## Challenge:
Look through the data for the string "также". Copy every line where it is found.

## Record set:
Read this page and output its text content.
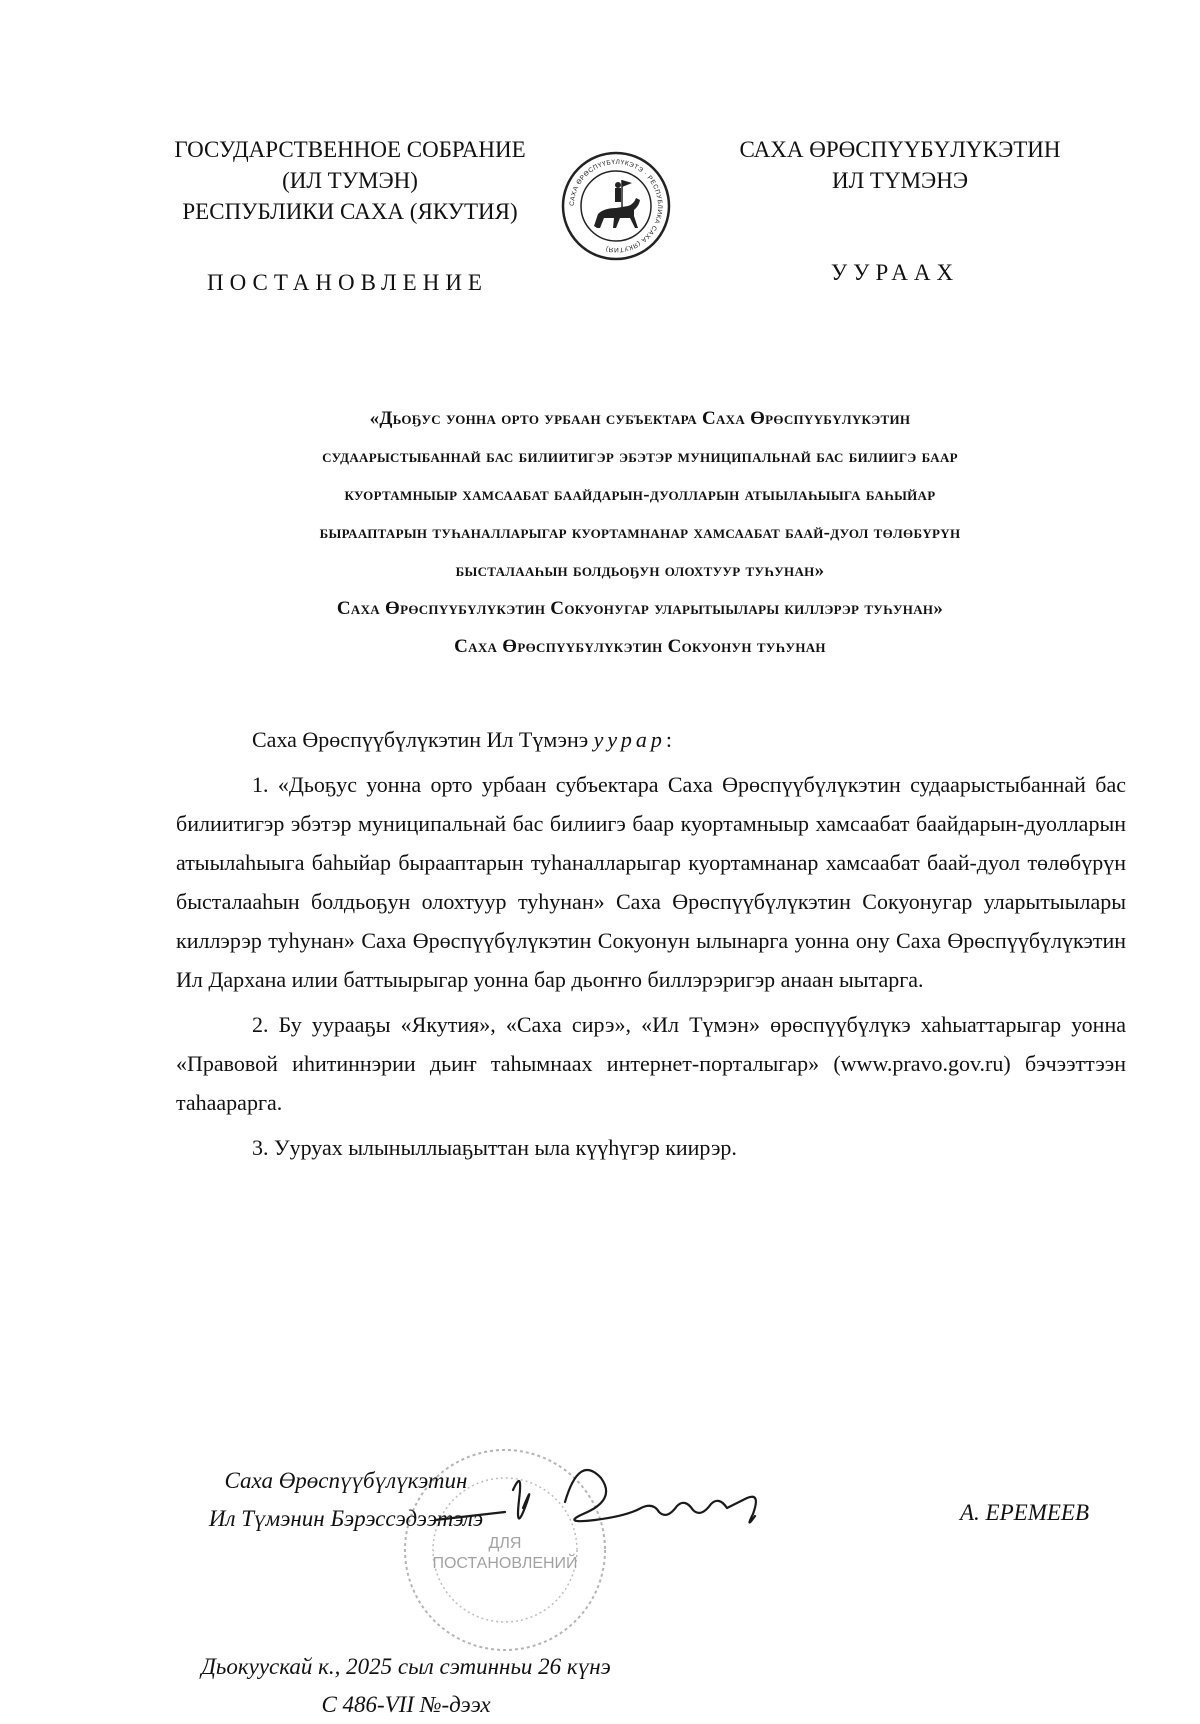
ГОСУДАРСТВЕННОЕ СОБРАНИЕ
(ИЛ ТУМЭН)
РЕСПУБЛИКИ САХА (ЯКУТИЯ)	САХА ӨРӨСПҮҮБҮЛҮКЭТЭ · РЕСПУБЛИКА САХА (ЯКУТИЯ)
САХА ӨРӨСПҮҮБҮЛҮКЭТИН
ИЛ ТҮМЭНЭ
ПОСТАНОВЛЕНИЕ	УУРААХ
«Дьоҕус уонна орто урбаан субъектара Саха Өрөспүүбүлүкэтин
судаарыстыбаннай бас билиитигэр эбэтэр муниципальнай бас билиигэ баар
куортамныыр хамсаабат баайдарын-дуолларын атыылаһыыга баһыйар
бырааптарын туһаналларыгар куортамнанар хамсаабат баай-дуол төлөбүрүн
бысталааһын болдьоҕун олохтуур туһунан»
Саха Өрөспүүбүлүкэтин Сокуонугар уларытыылары киллэрэр туһунан»
Саха Өрөспүүбүлүкэтин Сокуонун туһунан

Саха Өрөспүүбүлүкэтин Ил Түмэнэ уурар:

1. «Дьоҕус уонна орто урбаан субъектара Саха Өрөспүүбүлүкэтин судаарыстыбаннай бас билиитигэр эбэтэр муниципальнай бас билиигэ баар куортамныыр хамсаабат баайдарын-дуолларын атыылаһыыга баһыйар бырааптарын туһаналларыгар куортамнанар хамсаабат баай-дуол төлөбүрүн бысталааһын болдьоҕун олохтуур туһунан» Саха Өрөспүүбүлүкэтин Сокуонугар уларытыылары киллэрэр туһунан» Саха Өрөспүүбүлүкэтин Сокуонун ылынарга уонна ону Саха Өрөспүүбүлүкэтин Ил Дархана илии баттыырыгар уонна бар дьоҥҥо биллэрэригэр анаан ыытарга.

2. Бу уурааҕы «Якутия», «Саха сирэ», «Ил Түмэн» өрөспүүбүлүкэ хаһыаттарыгар уонна «Правовой иһитиннэрии дьиҥ таһымнаах интернет-порталыгар» (www.pravo.gov.ru) бэчээттээн таһаарарга.

3. Ууруах ылыныллыаҕыттан ыла күүһүгэр киирэр.

Саха Өрөспүүбүлүкэтин
Ил Түмэнин Бэрэссэдээтэлэ
ДЛЯ
ПОСТАНОВЛЕНИЙ
А. ЕРЕМЕЕВ
Дьокуускай к., 2025 сыл сэтинньи 26 күнэ
С 486-VII №-дээх
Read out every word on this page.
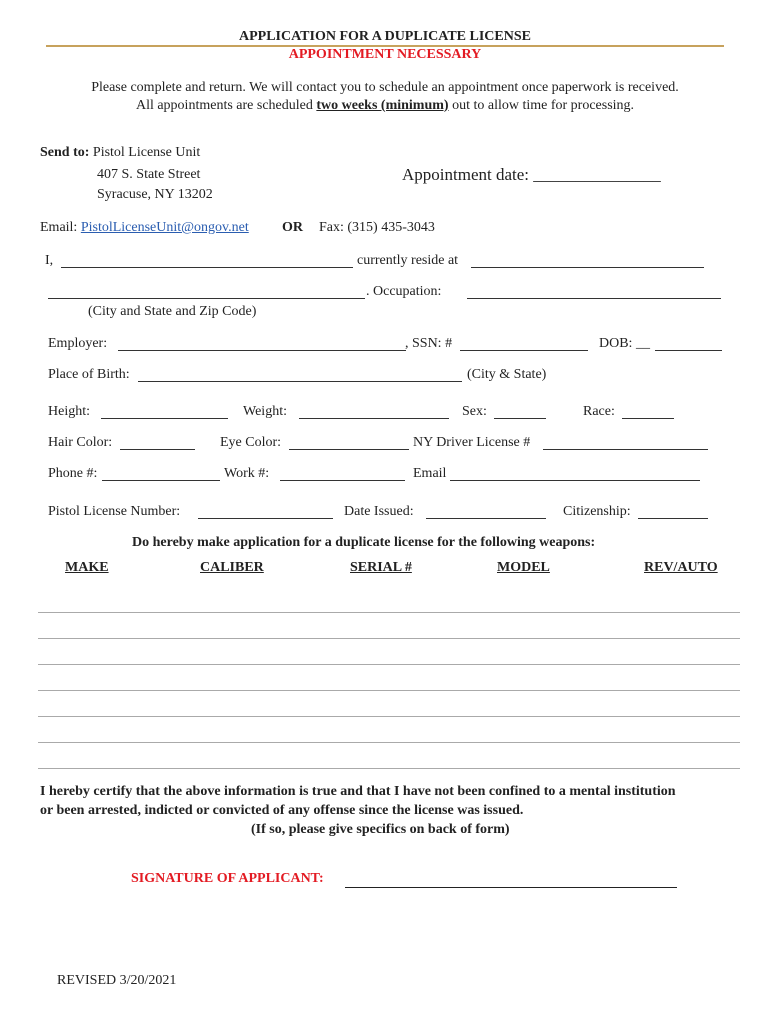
APPLICATION FOR A DUPLICATE LICENSE
APPOINTMENT NECESSARY
Please complete and return. We will contact you to schedule an appointment once paperwork is received.
All appointments are scheduled two weeks (minimum) out to allow time for processing.
Send to: Pistol License Unit
407 S. State Street
Syracuse, NY 13202
Appointment date: _______________
Email: PistolLicenseUnit@ongov.net OR Fax: (315) 435-3043
I,	currently reside at
. Occupation:
(City and State and Zip Code)
Employer:	, SSN: #	DOB: __
Place of Birth:	(City & State)
Height:	Weight:	Sex:	Race:
Hair Color:	Eye Color:	NY Driver License #
Phone #:	Work #:	Email
Pistol License Number:	Date Issued:	Citizenship:
Do hereby make application for a duplicate license for the following weapons:
MAKE	CALIBER	SERIAL #	MODEL	REV/AUTO
I hereby certify that the above information is true and that I have not been confined to a mental institution
or been arrested, indicted or convicted of any offense since the license was issued.
(If so, please give specifics on back of form)
SIGNATURE OF APPLICANT:
REVISED 3/20/2021
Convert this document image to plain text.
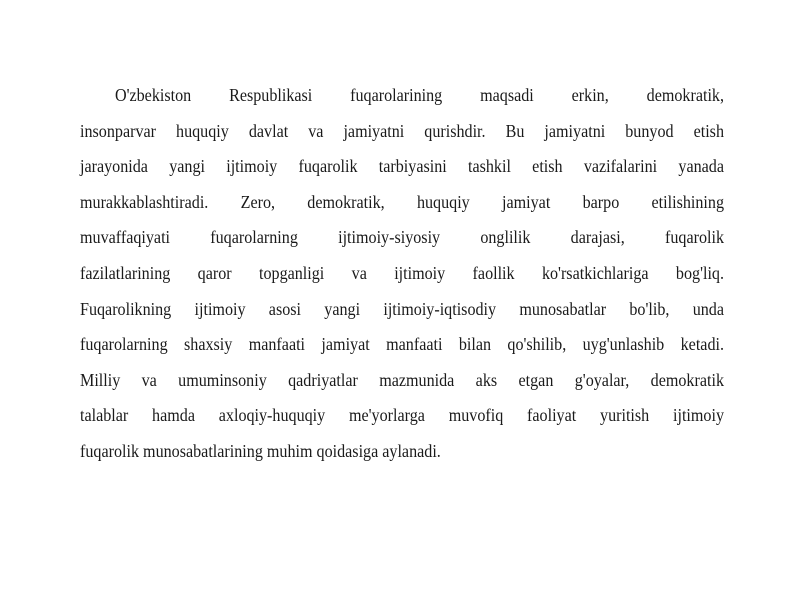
O'zbekiston Respublikasi fuqarolarining maqsadi erkin, demokratik,
insonparvar huquqiy davlat va jamiyatni qurishdir. Bu jamiyatni bunyod etish
jarayonida yangi ijtimoiy fuqarolik tarbiyasini tashkil etish vazifalarini yanada
murakkablashtiradi. Zero, demokratik, huquqiy jamiyat barpo etilishining
muvaffaqiyati fuqarolarning ijtimoiy-siyosiy onglilik darajasi, fuqarolik
fazilatlarining qaror topganligi va ijtimoiy faollik ko'rsatkichlariga bog'liq.
Fuqarolikning ijtimoiy asosi yangi ijtimoiy-iqtisodiy munosabatlar bo'lib, unda
fuqarolarning shaxsiy manfaati jamiyat manfaati bilan qo'shilib, uyg'unlashib ketadi.
Milliy va umuminsoniy qadriyatlar mazmunida aks etgan g'oyalar, demokratik
talablar hamda axloqiy-huquqiy me'yorlarga muvofiq faoliyat yuritish ijtimoiy
fuqarolik munosabatlarining muhim qoidasiga aylanadi.
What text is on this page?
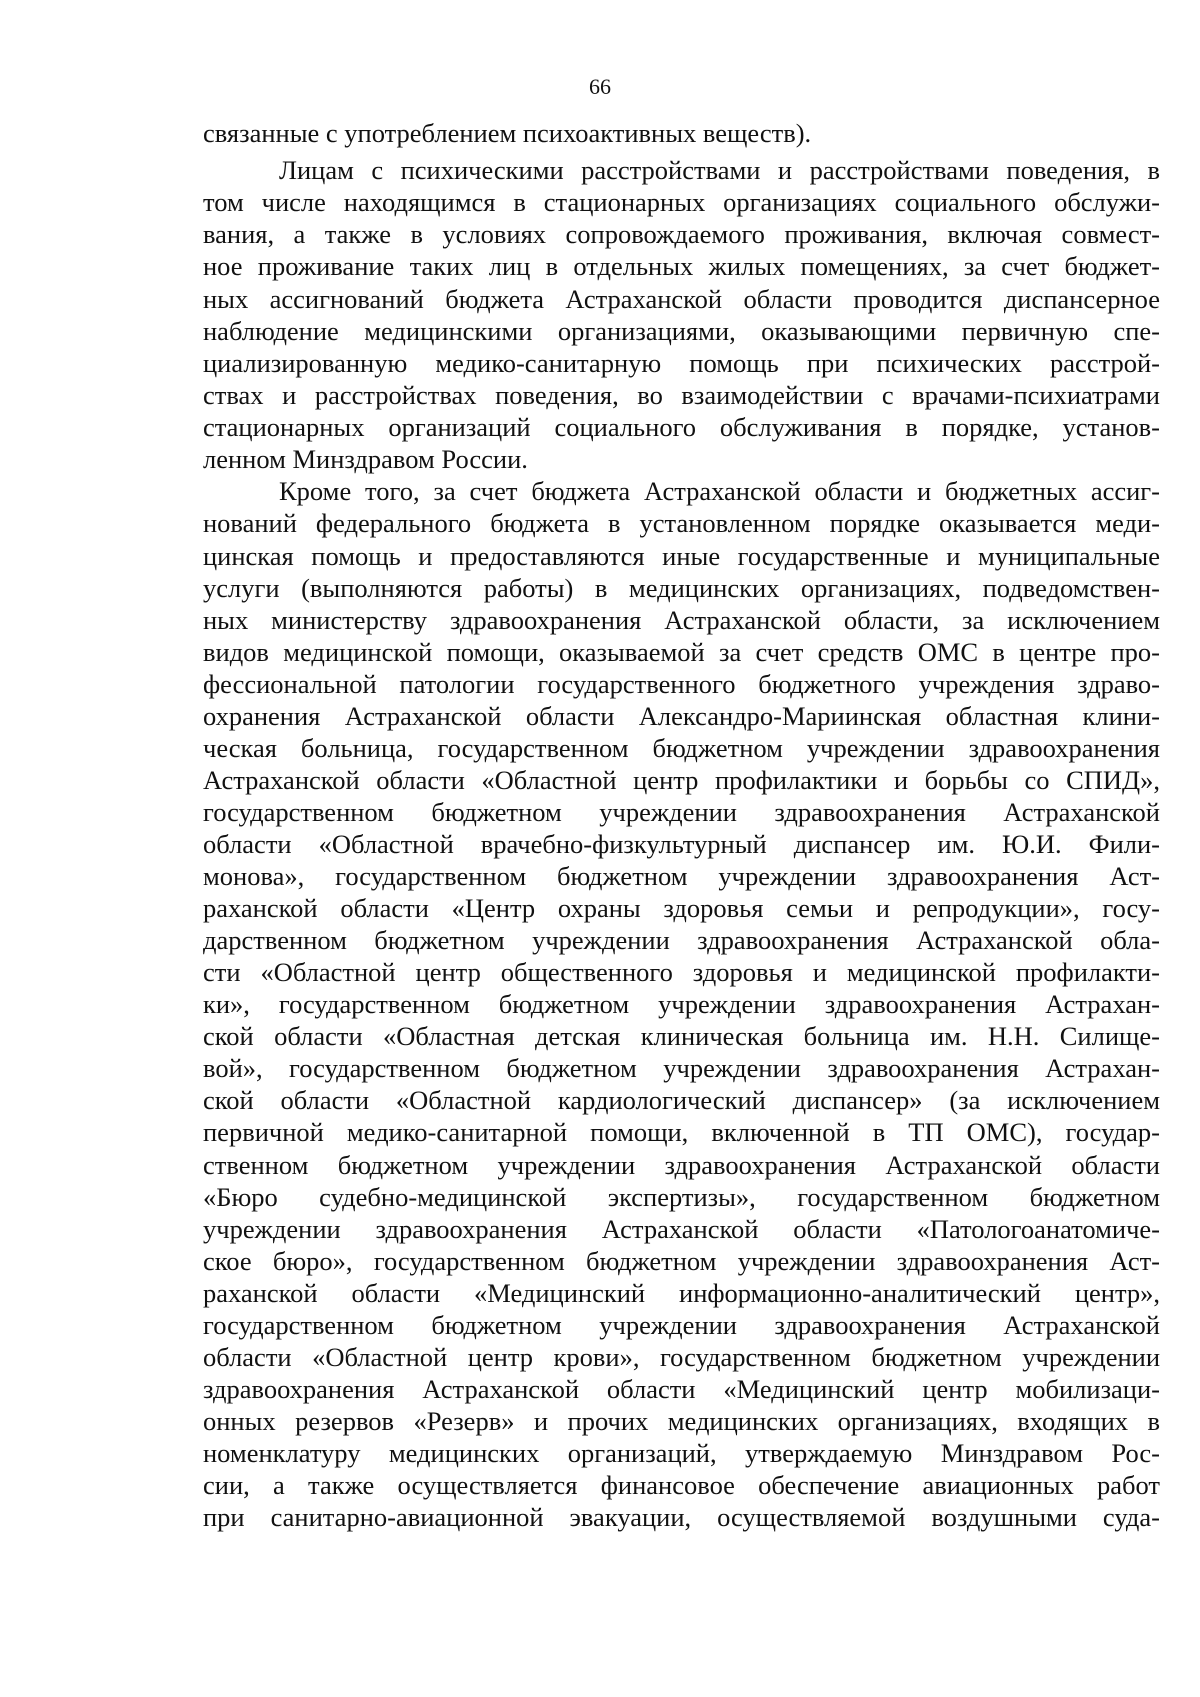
66
связанные с употреблением психоактивных веществ).
Лицам с психическими расстройствами и расстройствами поведения, в
том числе находящимся в стационарных организациях социального обслужи-
вания, а также в условиях сопровождаемого проживания, включая совмест-
ное проживание таких лиц в отдельных жилых помещениях, за счет бюджет-
ных ассигнований бюджета Астраханской области проводится диспансерное
наблюдение медицинскими организациями, оказывающими первичную спе-
циализированную медико-санитарную помощь при психических расстрой-
ствах и расстройствах поведения, во взаимодействии с врачами-психиатрами
стационарных организаций социального обслуживания в порядке, установ-
ленном Минздравом России.
Кроме того, за счет бюджета Астраханской области и бюджетных ассиг-
нований федерального бюджета в установленном порядке оказывается меди-
цинская помощь и предоставляются иные государственные и муниципальные
услуги (выполняются работы) в медицинских организациях, подведомствен-
ных министерству здравоохранения Астраханской области, за исключением
видов медицинской помощи, оказываемой за счет средств ОМС в центре про-
фессиональной патологии государственного бюджетного учреждения здраво-
охранения Астраханской области Александро-Мариинская областная клини-
ческая больница, государственном бюджетном учреждении здравоохранения
Астраханской области «Областной центр профилактики и борьбы со СПИД»,
государственном бюджетном учреждении здравоохранения Астраханской
области «Областной врачебно-физкультурный диспансер им. Ю.И. Фили-
монова», государственном бюджетном учреждении здравоохранения Аст-
раханской области «Центр охраны здоровья семьи и репродукции», госу-
дарственном бюджетном учреждении здравоохранения Астраханской обла-
сти «Областной центр общественного здоровья и медицинской профилакти-
ки», государственном бюджетном учреждении здравоохранения Астрахан-
ской области «Областная детская клиническая больница им. Н.Н. Силище-
вой», государственном бюджетном учреждении здравоохранения Астрахан-
ской области «Областной кардиологический диспансер» (за исключением
первичной медико-санитарной помощи, включенной в ТП ОМС), государ-
ственном бюджетном учреждении здравоохранения Астраханской области
«Бюро судебно-медицинской экспертизы», государственном бюджетном
учреждении здравоохранения Астраханской области «Патологоанатомиче-
ское бюро», государственном бюджетном учреждении здравоохранения Аст-
раханской области «Медицинский информационно-аналитический центр»,
государственном бюджетном учреждении здравоохранения Астраханской
области «Областной центр крови», государственном бюджетном учреждении
здравоохранения Астраханской области «Медицинский центр мобилизаци-
онных резервов «Резерв» и прочих медицинских организациях, входящих в
номенклатуру медицинских организаций, утверждаемую Минздравом Рос-
сии, а также осуществляется финансовое обеспечение авиационных работ
при санитарно-авиационной эвакуации, осуществляемой воздушными суда-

## Exercise solution:
вания, а также в условиях сопровождаемого проживания, включая совмест-
сии, а также осуществляется финансовое обеспечение авиационных работ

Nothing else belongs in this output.